** begin EXERCISE MATERIALS **
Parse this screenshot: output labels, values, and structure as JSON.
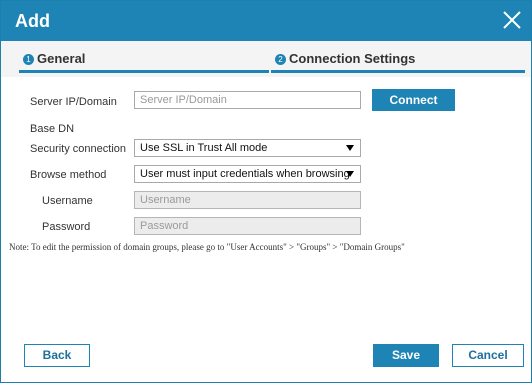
{
  "dialog": {
    "title": "Add",
    "close_icon": "close-icon"
  },
  "tabs": [
    {
      "number": "1",
      "label": "General",
      "active": true
    },
    {
      "number": "2",
      "label": "Connection Settings",
      "active": false
    }
  ],
  "form": {
    "server": {
      "label": "Server IP/Domain",
      "placeholder": "Server IP/Domain",
      "value": ""
    },
    "connect_label": "Connect",
    "base_dn_label": "Base DN",
    "security": {
      "label": "Security connection",
      "value": "Use SSL in Trust All mode"
    },
    "browse": {
      "label": "Browse method",
      "value": "User must input credentials when browsing"
    },
    "username": {
      "label": "Username",
      "placeholder": "Username"
    },
    "password": {
      "label": "Password",
      "placeholder": "Password"
    }
  },
  "note": "Note: To edit the permission of domain groups, please go to \"User Accounts\" > \"Groups\" > \"Domain Groups\"",
  "footer": {
    "back_label": "Back",
    "save_label": "Save",
    "cancel_label": "Cancel"
  },
  "colors": {
    "accent": "#1e84b5",
    "tab_bar": "#1e84b5"
  }
}
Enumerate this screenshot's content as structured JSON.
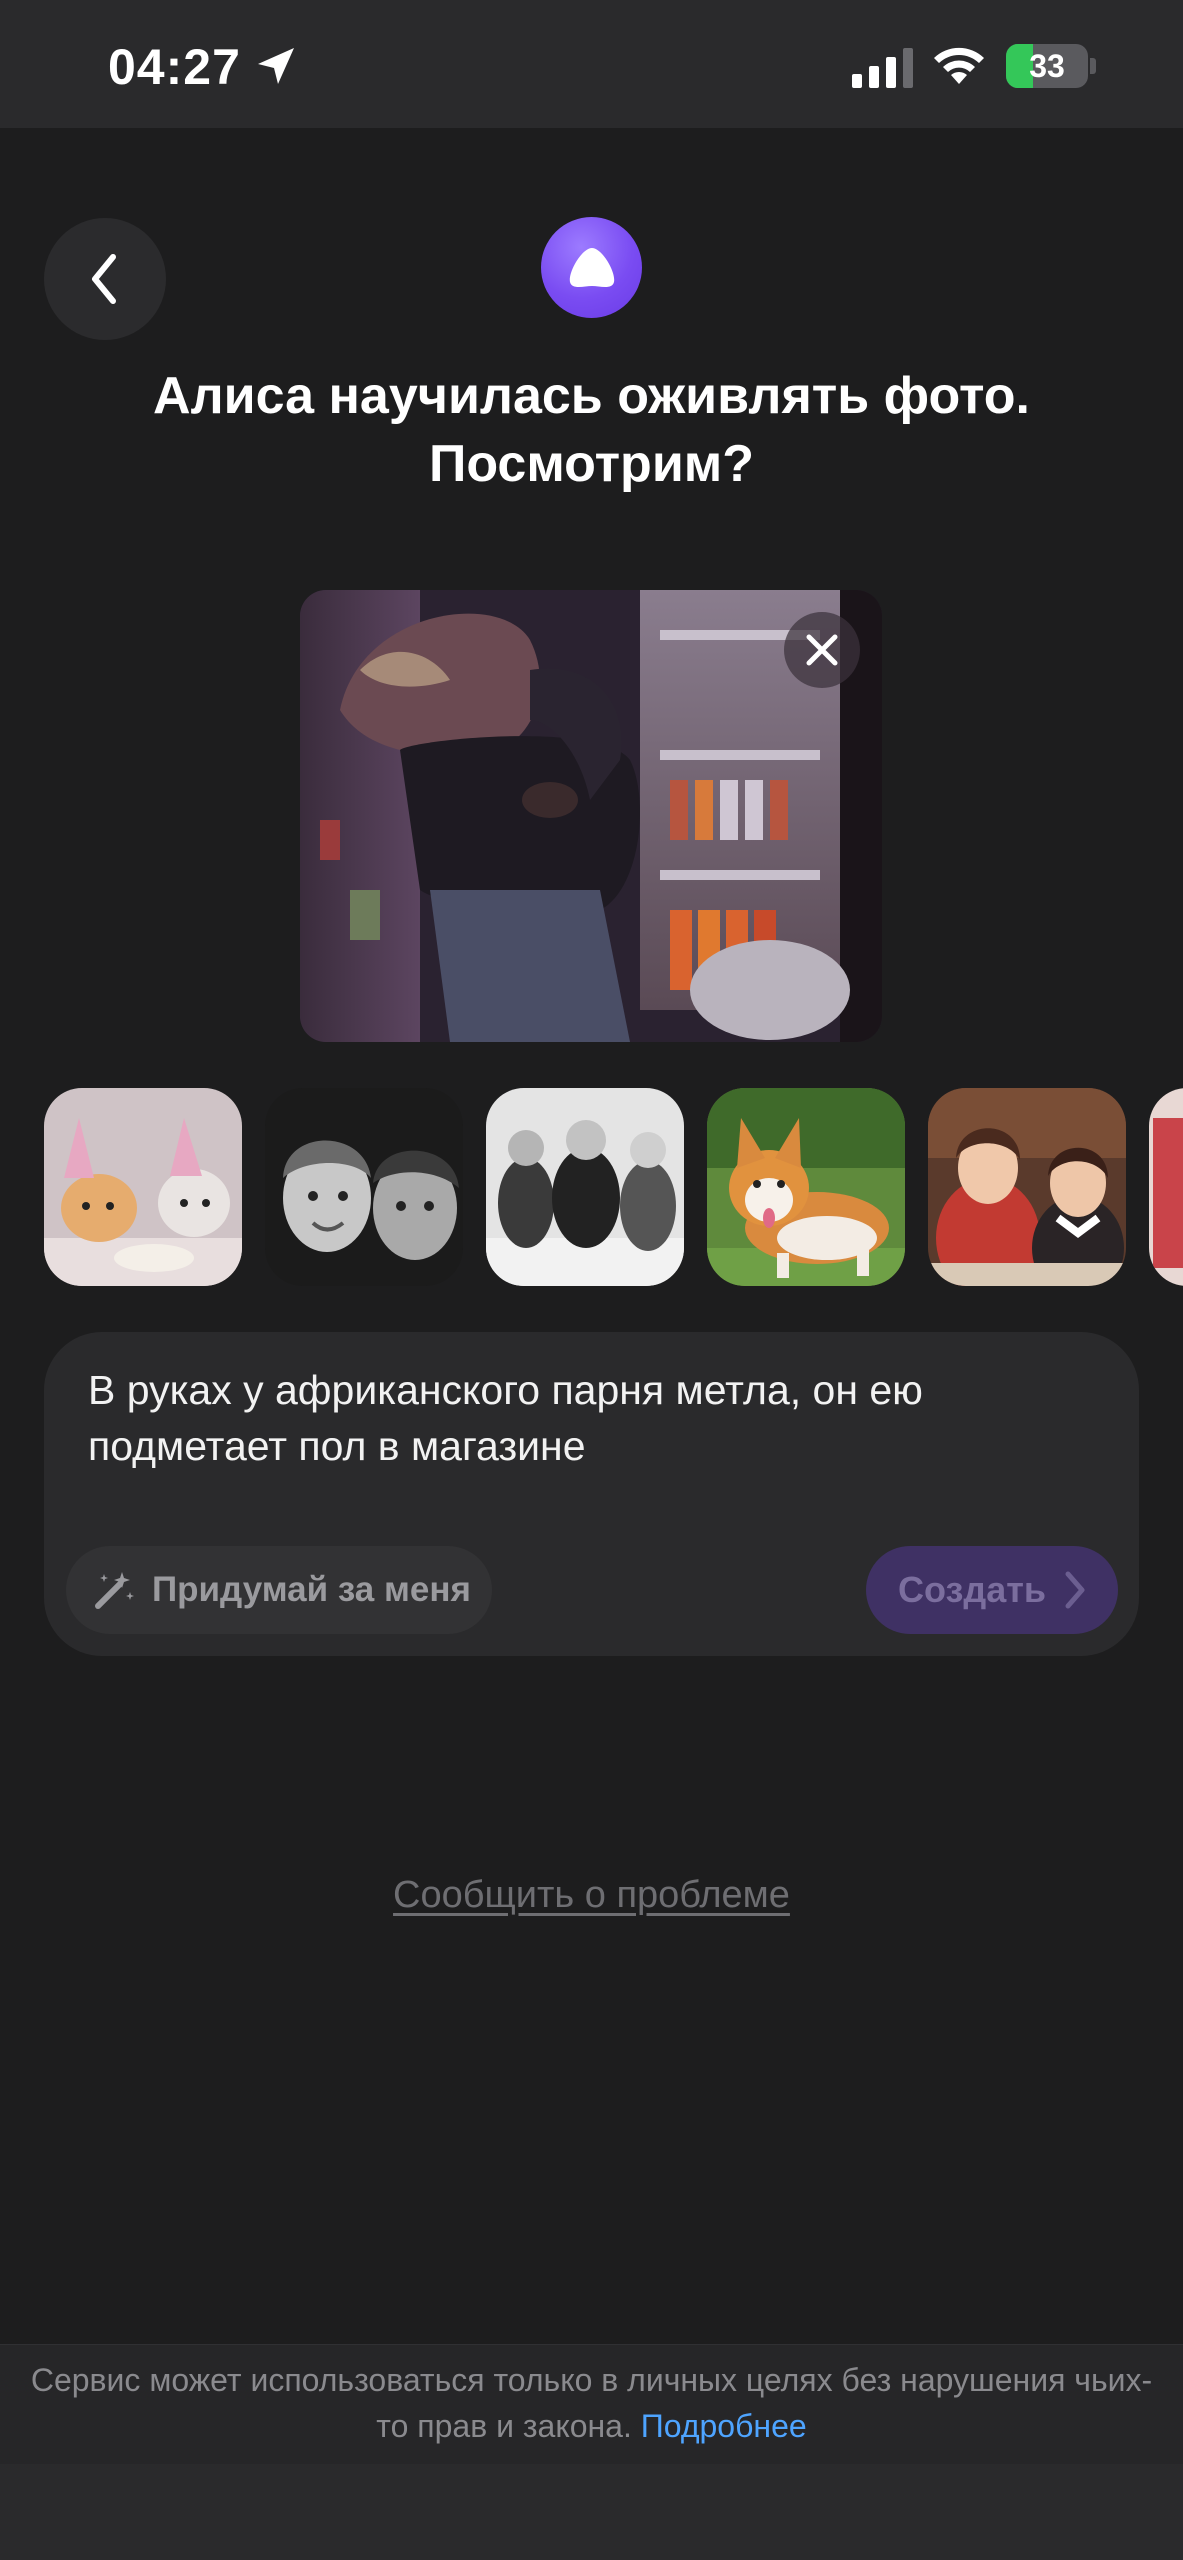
{
  "status_bar": {
    "time": "04:27",
    "battery_percent": 33,
    "battery_label": "33"
  },
  "header": {
    "title": "Алиса научилась оживлять фото. Посмотрим?"
  },
  "preview": {
    "close_icon": "close-icon"
  },
  "thumbnails": [
    {
      "subject": "kittens-in-party-hats"
    },
    {
      "subject": "two-children-black-and-white"
    },
    {
      "subject": "children-in-winter-coats"
    },
    {
      "subject": "corgi-dog"
    },
    {
      "subject": "girls-at-table"
    },
    {
      "subject": "partial-thumbnail"
    }
  ],
  "prompt": {
    "text": "В руках у африканского парня метла, он ею подметает пол в магазине",
    "suggest_label": "Придумай за меня",
    "create_label": "Создать"
  },
  "report_link": "Сообщить о проблеме",
  "footer": {
    "text": "Сервис может использоваться только в личных целях без нарушения чьих-то прав и закона.",
    "link": "Подробнее"
  },
  "colors": {
    "background": "#1d1d1e",
    "accent": "#7a4cf2",
    "link": "#4ea4ff",
    "create_button": "#3f3164"
  }
}
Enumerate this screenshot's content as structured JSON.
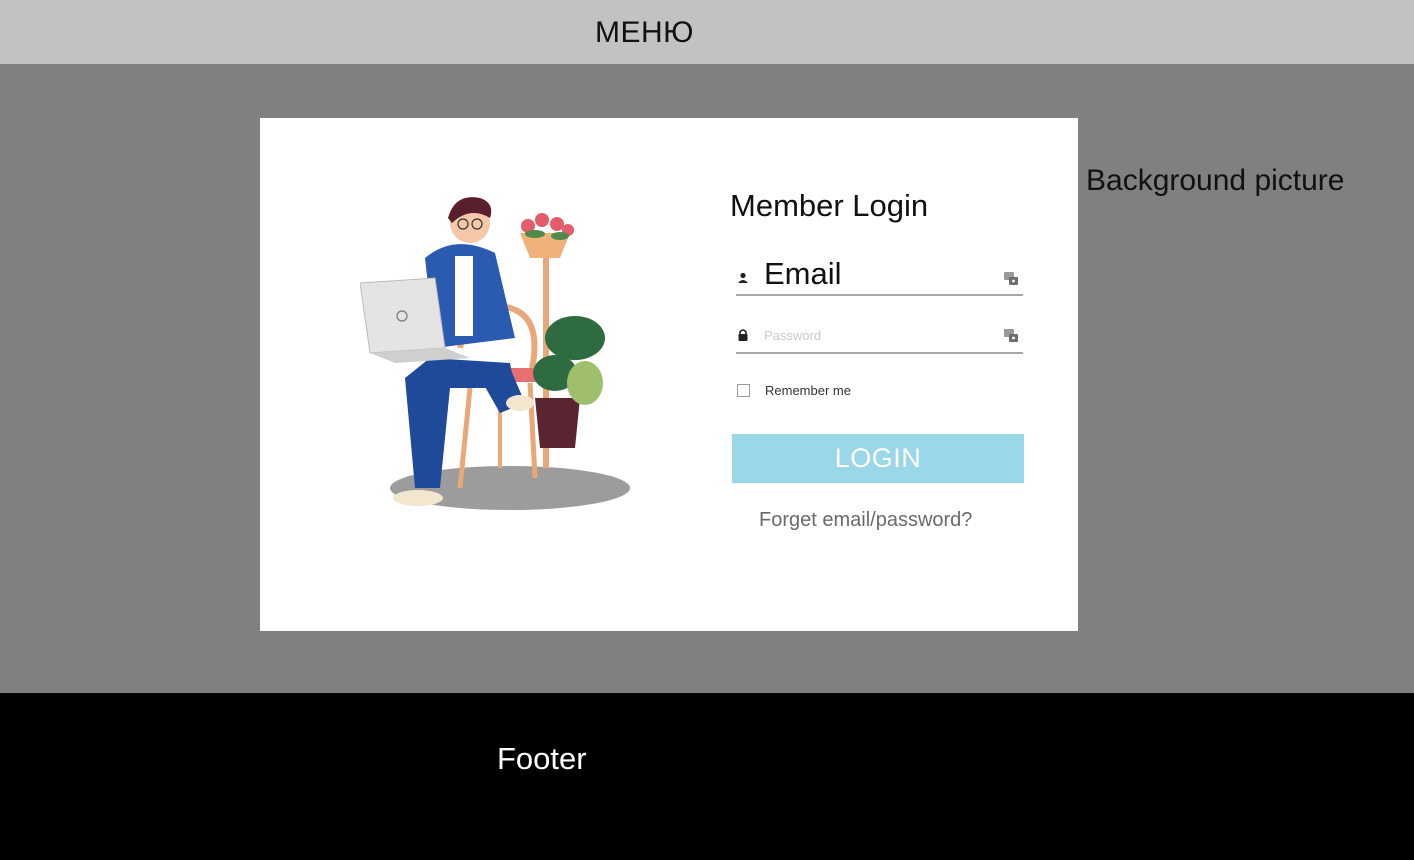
{
  "menu": {
    "label": "МЕНЮ"
  },
  "background": {
    "label": "Background picture"
  },
  "login": {
    "title": "Member Login",
    "email_value": "Email",
    "password_placeholder": "Password",
    "remember_label": "Remember me",
    "remember_checked": false,
    "button_label": "LOGIN",
    "forgot_label": "Forget email/password?",
    "button_color": "#9ad7e8"
  },
  "footer": {
    "label": "Footer"
  },
  "icons": {
    "illustration": "person-with-laptop-illustration",
    "email_left": "user-icon",
    "password_left": "lock-icon",
    "field_right": "key-icon"
  }
}
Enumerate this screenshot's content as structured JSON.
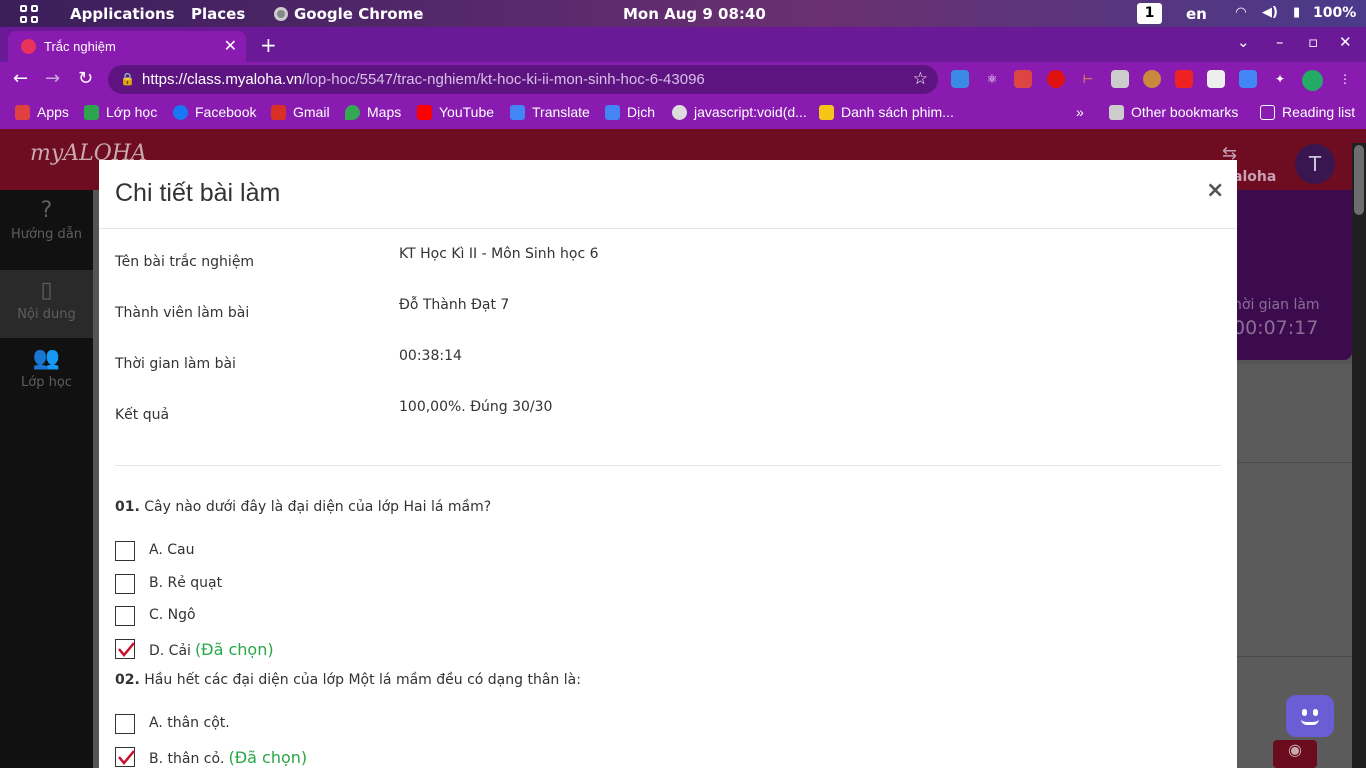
{
  "topbar": {
    "applications": "Applications",
    "places": "Places",
    "app": "Google Chrome",
    "clock": "Mon Aug 9  08:40",
    "workspace": "1",
    "lang": "en",
    "battery": "100%"
  },
  "browser": {
    "tab_title": "Trắc nghiệm",
    "url_domain": "https://class.myaloha.vn",
    "url_path": "/lop-hoc/5547/trac-nghiem/kt-hoc-ki-ii-mon-sinh-hoc-6-43096",
    "bookmarks": [
      {
        "label": "Apps",
        "color": "#e04040"
      },
      {
        "label": "Lớp học",
        "color": "#2da44e"
      },
      {
        "label": "Facebook",
        "color": "#1877f2"
      },
      {
        "label": "Gmail",
        "color": "#d93025"
      },
      {
        "label": "Maps",
        "color": "#34a853"
      },
      {
        "label": "YouTube",
        "color": "#ff0000"
      },
      {
        "label": "Translate",
        "color": "#4285f4"
      },
      {
        "label": "Dịch",
        "color": "#4285f4"
      },
      {
        "label": "javascript:void(d...",
        "color": "#dddddd"
      },
      {
        "label": "Danh sách phim...",
        "color": "#f5c518"
      }
    ],
    "other_bookmarks": "Other bookmarks",
    "reading_list": "Reading list"
  },
  "site": {
    "logo": "myALOHA",
    "avatar_letter": "T",
    "aloha_label": "aloha",
    "nav": [
      {
        "label": "Hướng dẫn",
        "icon": "?"
      },
      {
        "label": "Nội dung",
        "icon": "▯"
      },
      {
        "label": "Lớp học",
        "icon": "👥"
      }
    ],
    "timer_label": "hời gian làm",
    "timer_value": "00:07:17"
  },
  "modal": {
    "title": "Chi tiết bài làm",
    "close": "×",
    "info": [
      {
        "label": "Tên bài trắc nghiệm",
        "value": "KT Học Kì II - Môn Sinh học 6"
      },
      {
        "label": "Thành viên làm bài",
        "value": "Đỗ Thành Đạt 7"
      },
      {
        "label": "Thời gian làm bài",
        "value": "00:38:14"
      },
      {
        "label": "Kết quả",
        "value": "100,00%. Đúng 30/30"
      }
    ],
    "chosen_label": "(Đã chọn)",
    "questions": [
      {
        "num": "01.",
        "text": "Cây nào dưới đây là đại diện của lớp Hai lá mầm?",
        "options": [
          {
            "text": "A. Cau",
            "checked": false
          },
          {
            "text": "B. Rẻ quạt",
            "checked": false
          },
          {
            "text": "C. Ngô",
            "checked": false
          },
          {
            "text": "D. Cải",
            "checked": true
          }
        ]
      },
      {
        "num": "02.",
        "text": "Hầu hết các đại diện của lớp Một lá mầm đều có dạng thân là:",
        "options": [
          {
            "text": "A. thân cột.",
            "checked": false
          },
          {
            "text": "B. thân cỏ.",
            "checked": true
          }
        ]
      }
    ]
  }
}
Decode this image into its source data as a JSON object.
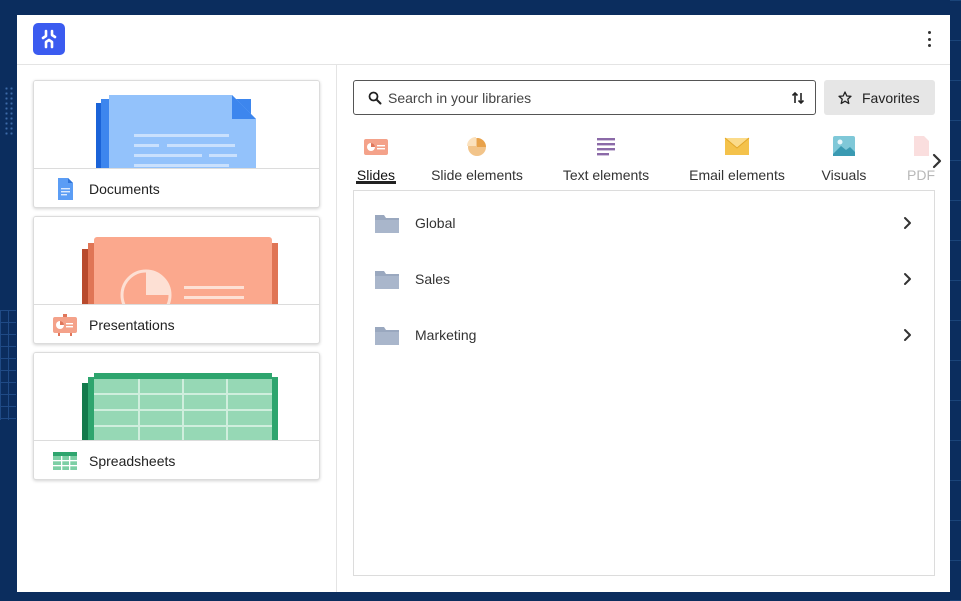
{
  "header": {
    "logo_icon": "app-logo",
    "menu_icon": "kebab-menu-icon"
  },
  "categories": [
    {
      "label": "Documents",
      "icon": "document-icon",
      "color": "#5b9df5"
    },
    {
      "label": "Presentations",
      "icon": "presentation-icon",
      "color": "#f4a28a"
    },
    {
      "label": "Spreadsheets",
      "icon": "spreadsheet-icon",
      "color": "#2ea56e"
    }
  ],
  "search": {
    "placeholder": "Search in your libraries",
    "value": ""
  },
  "favorites": {
    "label": "Favorites"
  },
  "tabs": [
    {
      "label": "Slides",
      "active": true
    },
    {
      "label": "Slide elements",
      "active": false
    },
    {
      "label": "Text elements",
      "active": false
    },
    {
      "label": "Email elements",
      "active": false
    },
    {
      "label": "Visuals",
      "active": false
    },
    {
      "label": "PDF",
      "active": false
    }
  ],
  "folders": [
    {
      "label": "Global"
    },
    {
      "label": "Sales"
    },
    {
      "label": "Marketing"
    }
  ]
}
** end EXERCISE MATERIALS **
PROBLEM TO SOLVE
Look through the entries above; copy each line where the string "children" appears.

ANSWER TO THE TASK
      "subject": "two-children-black-and-white"
      "subject": "children-in-winter-coats"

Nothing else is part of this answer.